→ **WHAT TO PRODUCE**:
Skip the pictures and repeat each line of the data exactly.

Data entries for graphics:
============
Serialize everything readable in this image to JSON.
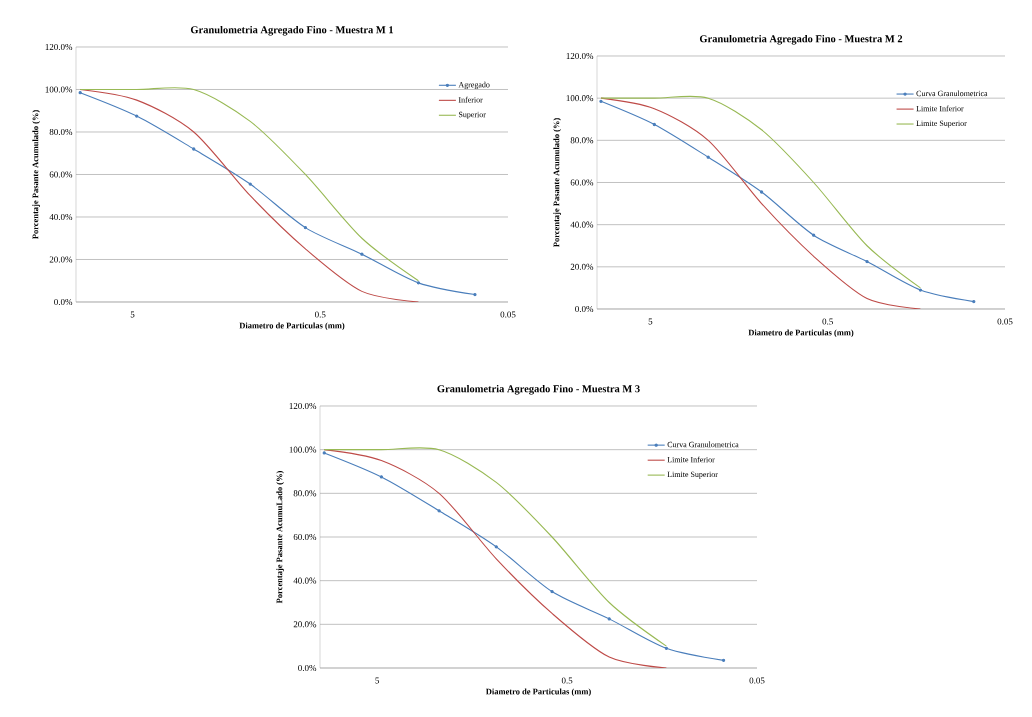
{
  "chart_data": [
    {
      "type": "line",
      "title": "Granulometria  Agregado Fino - Muestra M 1",
      "xlabel": "Diametro de Particulas (mm)",
      "ylabel": "Porcentaje  Pasante Acumulado (%)",
      "log": "x",
      "xlim": [
        10,
        0.05
      ],
      "xticks": [
        5,
        0.5,
        0.05
      ],
      "ylim": [
        0,
        120
      ],
      "yticks": [
        {
          "value": 0,
          "label": "0.0%"
        },
        {
          "value": 20,
          "label": "20.0%"
        },
        {
          "value": 40,
          "label": "40.0%"
        },
        {
          "value": 60,
          "label": "60.0%"
        },
        {
          "value": 80,
          "label": "80.0%"
        },
        {
          "value": 100,
          "label": "100.0%"
        },
        {
          "value": 120,
          "label": "120.0%"
        }
      ],
      "grid": "y",
      "legend": "top right",
      "series": [
        {
          "name": "Agregado",
          "color": "#4a7ebb",
          "marker": "circle",
          "x": [
            9.5,
            4.75,
            2.36,
            1.18,
            0.6,
            0.3,
            0.15,
            0.075
          ],
          "values": [
            98.5,
            87.5,
            72,
            55.5,
            35,
            22.5,
            9,
            3.5
          ]
        },
        {
          "name": "Inferior",
          "color": "#be4b48",
          "marker": "none",
          "x": [
            9.5,
            4.75,
            2.36,
            1.18,
            0.6,
            0.3,
            0.15
          ],
          "values": [
            100,
            95,
            80,
            50,
            25,
            5,
            0
          ]
        },
        {
          "name": "Superior",
          "color": "#98b954",
          "marker": "none",
          "x": [
            9.5,
            4.75,
            2.36,
            1.18,
            0.6,
            0.3,
            0.15
          ],
          "values": [
            100,
            100,
            100,
            85,
            60,
            30,
            10
          ]
        }
      ]
    },
    {
      "type": "line",
      "title": "Granulometria  Agregado Fino - Muestra M 2",
      "xlabel": "Diametro de Particulas (mm)",
      "ylabel": "Porcentaje  Pasante Acumulado (%)",
      "log": "x",
      "xlim": [
        10,
        0.05
      ],
      "xticks": [
        5,
        0.5,
        0.05
      ],
      "ylim": [
        0,
        120
      ],
      "yticks": [
        {
          "value": 0,
          "label": "0.0%"
        },
        {
          "value": 20,
          "label": "20.0%"
        },
        {
          "value": 40,
          "label": "40.0%"
        },
        {
          "value": 60,
          "label": "60.0%"
        },
        {
          "value": 80,
          "label": "80.0%"
        },
        {
          "value": 100,
          "label": "100.0%"
        },
        {
          "value": 120,
          "label": "120.0%"
        }
      ],
      "grid": "y",
      "legend": "top right",
      "series": [
        {
          "name": "Curva Granulometrica",
          "color": "#4a7ebb",
          "marker": "circle",
          "x": [
            9.5,
            4.75,
            2.36,
            1.18,
            0.6,
            0.3,
            0.15,
            0.075
          ],
          "values": [
            98.5,
            87.5,
            72,
            55.5,
            35,
            22.5,
            9,
            3.5
          ]
        },
        {
          "name": "Limite Inferior",
          "color": "#be4b48",
          "marker": "none",
          "x": [
            9.5,
            4.75,
            2.36,
            1.18,
            0.6,
            0.3,
            0.15
          ],
          "values": [
            100,
            95,
            80,
            50,
            25,
            5,
            0
          ]
        },
        {
          "name": "Limite Superior",
          "color": "#98b954",
          "marker": "none",
          "x": [
            9.5,
            4.75,
            2.36,
            1.18,
            0.6,
            0.3,
            0.15
          ],
          "values": [
            100,
            100,
            100,
            85,
            60,
            30,
            10
          ]
        }
      ]
    },
    {
      "type": "line",
      "title": "Granulometria  Agregado Fino - Muestra M 3",
      "xlabel": "Diametro de Particulas (mm)",
      "ylabel": "Porcentaje  Pasante AcumuLado (%)",
      "log": "x",
      "xlim": [
        10,
        0.05
      ],
      "xticks": [
        5,
        0.5,
        0.05
      ],
      "ylim": [
        0,
        120
      ],
      "yticks": [
        {
          "value": 0,
          "label": "0.0%"
        },
        {
          "value": 20,
          "label": "20.0%"
        },
        {
          "value": 40,
          "label": "40.0%"
        },
        {
          "value": 60,
          "label": "60.0%"
        },
        {
          "value": 80,
          "label": "80.0%"
        },
        {
          "value": 100,
          "label": "100.0%"
        },
        {
          "value": 120,
          "label": "120.0%"
        }
      ],
      "grid": "y",
      "legend": "top right",
      "series": [
        {
          "name": "Curva Granulometrica",
          "color": "#4a7ebb",
          "marker": "circle",
          "x": [
            9.5,
            4.75,
            2.36,
            1.18,
            0.6,
            0.3,
            0.15,
            0.075
          ],
          "values": [
            98.5,
            87.5,
            72,
            55.5,
            35,
            22.5,
            9,
            3.5
          ]
        },
        {
          "name": "Limite Inferior",
          "color": "#be4b48",
          "marker": "none",
          "x": [
            9.5,
            4.75,
            2.36,
            1.18,
            0.6,
            0.3,
            0.15
          ],
          "values": [
            100,
            95,
            80,
            50,
            25,
            5,
            0
          ]
        },
        {
          "name": "Limite Superior",
          "color": "#98b954",
          "marker": "none",
          "x": [
            9.5,
            4.75,
            2.36,
            1.18,
            0.6,
            0.3,
            0.15
          ],
          "values": [
            100,
            100,
            100,
            85,
            60,
            30,
            10
          ]
        }
      ]
    }
  ]
}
============
→ **EXERCISE OUTPUT**:
Serialize everything readable in this image to JSON.
{
  "chart_data": [
    {
      "type": "line",
      "title": "Granulometria  Agregado Fino - Muestra M 1",
      "xlabel": "Diametro de Particulas (mm)",
      "ylabel": "Porcentaje  Pasante Acumulado (%)",
      "log": "x",
      "xlim": [
        10,
        0.05
      ],
      "xticks": [
        5,
        0.5,
        0.05
      ],
      "ylim": [
        0,
        120
      ],
      "yticks": [
        {
          "value": 0,
          "label": "0.0%"
        },
        {
          "value": 20,
          "label": "20.0%"
        },
        {
          "value": 40,
          "label": "40.0%"
        },
        {
          "value": 60,
          "label": "60.0%"
        },
        {
          "value": 80,
          "label": "80.0%"
        },
        {
          "value": 100,
          "label": "100.0%"
        },
        {
          "value": 120,
          "label": "120.0%"
        }
      ],
      "grid": "y",
      "legend": "top right",
      "series": [
        {
          "name": "Agregado",
          "color": "#4a7ebb",
          "marker": "circle",
          "x": [
            9.5,
            4.75,
            2.36,
            1.18,
            0.6,
            0.3,
            0.15,
            0.075
          ],
          "values": [
            98.5,
            87.5,
            72,
            55.5,
            35,
            22.5,
            9,
            3.5
          ]
        },
        {
          "name": "Inferior",
          "color": "#be4b48",
          "marker": "none",
          "x": [
            9.5,
            4.75,
            2.36,
            1.18,
            0.6,
            0.3,
            0.15
          ],
          "values": [
            100,
            95,
            80,
            50,
            25,
            5,
            0
          ]
        },
        {
          "name": "Superior",
          "color": "#98b954",
          "marker": "none",
          "x": [
            9.5,
            4.75,
            2.36,
            1.18,
            0.6,
            0.3,
            0.15
          ],
          "values": [
            100,
            100,
            100,
            85,
            60,
            30,
            10
          ]
        }
      ]
    },
    {
      "type": "line",
      "title": "Granulometria  Agregado Fino - Muestra M 2",
      "xlabel": "Diametro de Particulas (mm)",
      "ylabel": "Porcentaje  Pasante Acumulado (%)",
      "log": "x",
      "xlim": [
        10,
        0.05
      ],
      "xticks": [
        5,
        0.5,
        0.05
      ],
      "ylim": [
        0,
        120
      ],
      "yticks": [
        {
          "value": 0,
          "label": "0.0%"
        },
        {
          "value": 20,
          "label": "20.0%"
        },
        {
          "value": 40,
          "label": "40.0%"
        },
        {
          "value": 60,
          "label": "60.0%"
        },
        {
          "value": 80,
          "label": "80.0%"
        },
        {
          "value": 100,
          "label": "100.0%"
        },
        {
          "value": 120,
          "label": "120.0%"
        }
      ],
      "grid": "y",
      "legend": "top right",
      "series": [
        {
          "name": "Curva Granulometrica",
          "color": "#4a7ebb",
          "marker": "circle",
          "x": [
            9.5,
            4.75,
            2.36,
            1.18,
            0.6,
            0.3,
            0.15,
            0.075
          ],
          "values": [
            98.5,
            87.5,
            72,
            55.5,
            35,
            22.5,
            9,
            3.5
          ]
        },
        {
          "name": "Limite Inferior",
          "color": "#be4b48",
          "marker": "none",
          "x": [
            9.5,
            4.75,
            2.36,
            1.18,
            0.6,
            0.3,
            0.15
          ],
          "values": [
            100,
            95,
            80,
            50,
            25,
            5,
            0
          ]
        },
        {
          "name": "Limite Superior",
          "color": "#98b954",
          "marker": "none",
          "x": [
            9.5,
            4.75,
            2.36,
            1.18,
            0.6,
            0.3,
            0.15
          ],
          "values": [
            100,
            100,
            100,
            85,
            60,
            30,
            10
          ]
        }
      ]
    },
    {
      "type": "line",
      "title": "Granulometria  Agregado Fino - Muestra M 3",
      "xlabel": "Diametro de Particulas (mm)",
      "ylabel": "Porcentaje  Pasante AcumuLado (%)",
      "log": "x",
      "xlim": [
        10,
        0.05
      ],
      "xticks": [
        5,
        0.5,
        0.05
      ],
      "ylim": [
        0,
        120
      ],
      "yticks": [
        {
          "value": 0,
          "label": "0.0%"
        },
        {
          "value": 20,
          "label": "20.0%"
        },
        {
          "value": 40,
          "label": "40.0%"
        },
        {
          "value": 60,
          "label": "60.0%"
        },
        {
          "value": 80,
          "label": "80.0%"
        },
        {
          "value": 100,
          "label": "100.0%"
        },
        {
          "value": 120,
          "label": "120.0%"
        }
      ],
      "grid": "y",
      "legend": "top right",
      "series": [
        {
          "name": "Curva Granulometrica",
          "color": "#4a7ebb",
          "marker": "circle",
          "x": [
            9.5,
            4.75,
            2.36,
            1.18,
            0.6,
            0.3,
            0.15,
            0.075
          ],
          "values": [
            98.5,
            87.5,
            72,
            55.5,
            35,
            22.5,
            9,
            3.5
          ]
        },
        {
          "name": "Limite Inferior",
          "color": "#be4b48",
          "marker": "none",
          "x": [
            9.5,
            4.75,
            2.36,
            1.18,
            0.6,
            0.3,
            0.15
          ],
          "values": [
            100,
            95,
            80,
            50,
            25,
            5,
            0
          ]
        },
        {
          "name": "Limite Superior",
          "color": "#98b954",
          "marker": "none",
          "x": [
            9.5,
            4.75,
            2.36,
            1.18,
            0.6,
            0.3,
            0.15
          ],
          "values": [
            100,
            100,
            100,
            85,
            60,
            30,
            10
          ]
        }
      ]
    }
  ]
}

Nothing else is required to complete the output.